SET EXERCISE
Pictures stay out; everything else in the records below is copied exactly.

-----

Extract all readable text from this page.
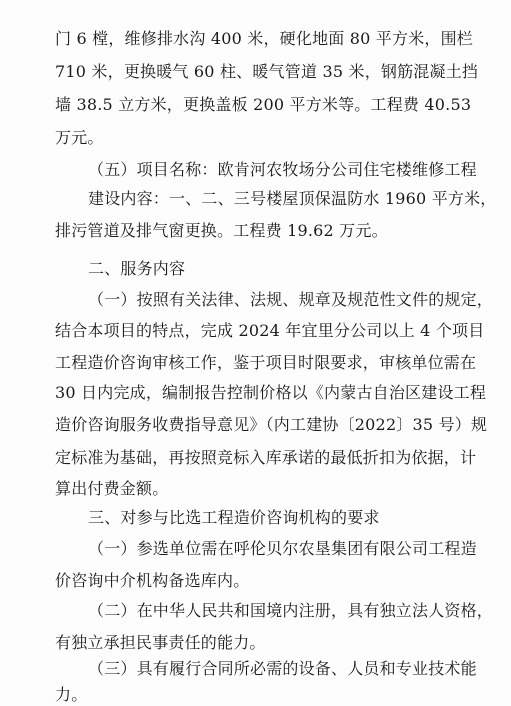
门 6 樘，维修排水沟 400 米，硬化地面 80 平方米，围栏
710 米，更换暖气 60 柱、暖气管道 35 米，钢筋混凝土挡
墙 38.5 立方米，更换盖板 200 平方米等。工程费 40.53
万元。
（五）项目名称：欧肯河农牧场分公司住宅楼维修工程
建设内容：一、二、三号楼屋顶保温防水 1960 平方米，
排污管道及排气窗更换。工程费 19.62 万元。
二、服务内容
（一）按照有关法律、法规、规章及规范性文件的规定，
结合本项目的特点，完成 2024 年宜里分公司以上 4 个项目
工程造价咨询审核工作，鉴于项目时限要求，审核单位需在
30 日内完成，编制报告控制价格以《内蒙古自治区建设工程
造价咨询服务收费指导意见》（内工建协〔2022〕35 号）规
定标准为基础，再按照竞标入库承诺的最低折扣为依据，计
算出付费金额。
三、对参与比选工程造价咨询机构的要求
（一）参选单位需在呼伦贝尔农垦集团有限公司工程造
价咨询中介机构备选库内。
（二）在中华人民共和国境内注册，具有独立法人资格，
有独立承担民事责任的能力。
（三）具有履行合同所必需的设备、人员和专业技术能
力。
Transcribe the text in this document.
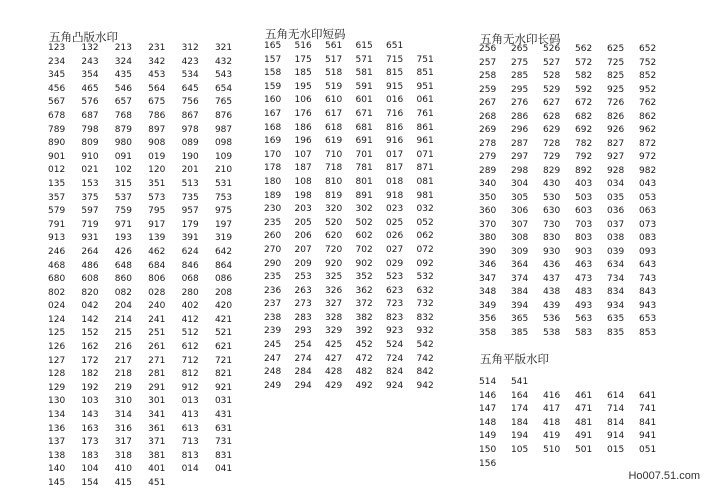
五角凸版水印
123	132	213	231	312	321
234	243	324	342	423	432
345	354	435	453	534	543
456	465	546	564	645	654
567	576	657	675	756	765
678	687	768	786	867	876
789	798	879	897	978	987
890	809	980	908	089	098
901	910	091	019	190	109
012	021	102	120	201	210
135	153	315	351	513	531
357	375	537	573	735	753
579	597	759	795	957	975
791	719	971	917	179	197
913	931	193	139	391	319
246	264	426	462	624	642
468	486	648	684	846	864
680	608	860	806	068	086
802	820	082	028	280	208
024	042	204	240	402	420
124	142	214	241	412	421
125	152	215	251	512	521
126	162	216	261	612	621
127	172	217	271	712	721
128	182	218	281	812	821
129	192	219	291	912	921
130	103	310	301	013	031
134	143	314	341	413	431
136	163	316	361	613	631
137	173	317	371	713	731
138	183	318	381	813	831
140	104	410	401	014	041
145	154	415	451
五角无水印短码
165	516	561	615	651
157	175	517	571	715	751
158	185	518	581	815	851
159	195	519	591	915	951
160	106	610	601	016	061
167	176	617	671	716	761
168	186	618	681	816	861
169	196	619	691	916	961
170	107	710	701	017	071
178	187	718	781	817	871
180	108	810	801	018	081
189	198	819	891	918	981
230	203	320	302	023	032
235	205	520	502	025	052
260	206	620	602	026	062
270	207	720	702	027	072
290	209	920	902	029	092
235	253	325	352	523	532
236	263	326	362	623	632
237	273	327	372	723	732
238	283	328	382	823	832
239	293	329	392	923	932
245	254	425	452	524	542
247	274	427	472	724	742
248	284	428	482	824	842
249	294	429	492	924	942
五角无水印长码
256	265	526	562	625	652
257	275	527	572	725	752
258	285	528	582	825	852
259	295	529	592	925	952
267	276	627	672	726	762
268	286	628	682	826	862
269	296	629	692	926	962
278	287	728	782	827	872
279	297	729	792	927	972
289	298	829	892	928	982
340	304	430	403	034	043
350	305	530	503	035	053
360	306	630	603	036	063
370	307	730	703	037	073
380	308	830	803	038	083
390	309	930	903	039	093
346	364	436	463	634	643
347	374	437	473	734	743
348	384	438	483	834	843
349	394	439	493	934	943
356	365	536	563	635	653
358	385	538	583	835	853
五角平版水印
514	541
146	164	416	461	614	641
147	174	417	471	714	741
148	184	418	481	814	841
149	194	419	491	914	941
150	105	510	501	015	051
156
Ho007.51.com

-----

EXERCISE OUTPUT
Extract all readable text from this page.
门 6 樘，维修排水沟 400 米，硬化地面 80 平方米，围栏
710 米，更换暖气 60 柱、暖气管道 35 米，钢筋混凝土挡
墙 38.5 立方米，更换盖板 200 平方米等。工程费 40.53
万元。
（五）项目名称：欧肯河农牧场分公司住宅楼维修工程
建设内容：一、二、三号楼屋顶保温防水 1960 平方米，
排污管道及排气窗更换。工程费 19.62 万元。
二、服务内容
（一）按照有关法律、法规、规章及规范性文件的规定，
结合本项目的特点，完成 2024 年宜里分公司以上 4 个项目
工程造价咨询审核工作，鉴于项目时限要求，审核单位需在
30 日内完成，编制报告控制价格以《内蒙古自治区建设工程
造价咨询服务收费指导意见》（内工建协〔2022〕35 号）规
定标准为基础，再按照竞标入库承诺的最低折扣为依据，计
算出付费金额。
三、对参与比选工程造价咨询机构的要求
（一）参选单位需在呼伦贝尔农垦集团有限公司工程造
价咨询中介机构备选库内。
（二）在中华人民共和国境内注册，具有独立法人资格，
有独立承担民事责任的能力。
（三）具有履行合同所必需的设备、人员和专业技术能
力。
Transcribe the text in this document.
五角凸版水印
123	132	213	231	312	321
234	243	324	342	423	432
345	354	435	453	534	543
456	465	546	564	645	654
567	576	657	675	756	765
678	687	768	786	867	876
789	798	879	897	978	987
890	809	980	908	089	098
901	910	091	019	190	109
012	021	102	120	201	210
135	153	315	351	513	531
357	375	537	573	735	753
579	597	759	795	957	975
791	719	971	917	179	197
913	931	193	139	391	319
246	264	426	462	624	642
468	486	648	684	846	864
680	608	860	806	068	086
802	820	082	028	280	208
024	042	204	240	402	420
124	142	214	241	412	421
125	152	215	251	512	521
126	162	216	261	612	621
127	172	217	271	712	721
128	182	218	281	812	821
129	192	219	291	912	921
130	103	310	301	013	031
134	143	314	341	413	431
136	163	316	361	613	631
137	173	317	371	713	731
138	183	318	381	813	831
140	104	410	401	014	041
145	154	415	451
五角无水印短码
165	516	561	615	651
157	175	517	571	715	751
158	185	518	581	815	851
159	195	519	591	915	951
160	106	610	601	016	061
167	176	617	671	716	761
168	186	618	681	816	861
169	196	619	691	916	961
170	107	710	701	017	071
178	187	718	781	817	871
180	108	810	801	018	081
189	198	819	891	918	981
230	203	320	302	023	032
235	205	520	502	025	052
260	206	620	602	026	062
270	207	720	702	027	072
290	209	920	902	029	092
235	253	325	352	523	532
236	263	326	362	623	632
237	273	327	372	723	732
238	283	328	382	823	832
239	293	329	392	923	932
245	254	425	452	524	542
247	274	427	472	724	742
248	284	428	482	824	842
249	294	429	492	924	942
五角无水印长码
256	265	526	562	625	652
257	275	527	572	725	752
258	285	528	582	825	852
259	295	529	592	925	952
267	276	627	672	726	762
268	286	628	682	826	862
269	296	629	692	926	962
278	287	728	782	827	872
279	297	729	792	927	972
289	298	829	892	928	982
340	304	430	403	034	043
350	305	530	503	035	053
360	306	630	603	036	063
370	307	730	703	037	073
380	308	830	803	038	083
390	309	930	903	039	093
346	364	436	463	634	643
347	374	437	473	734	743
348	384	438	483	834	843
349	394	439	493	934	943
356	365	536	563	635	653
358	385	538	583	835	853
五角平版水印
514	541
146	164	416	461	614	641
147	174	417	471	714	741
148	184	418	481	814	841
149	194	419	491	914	941
150	105	510	501	015	051
156
Ho007.51.com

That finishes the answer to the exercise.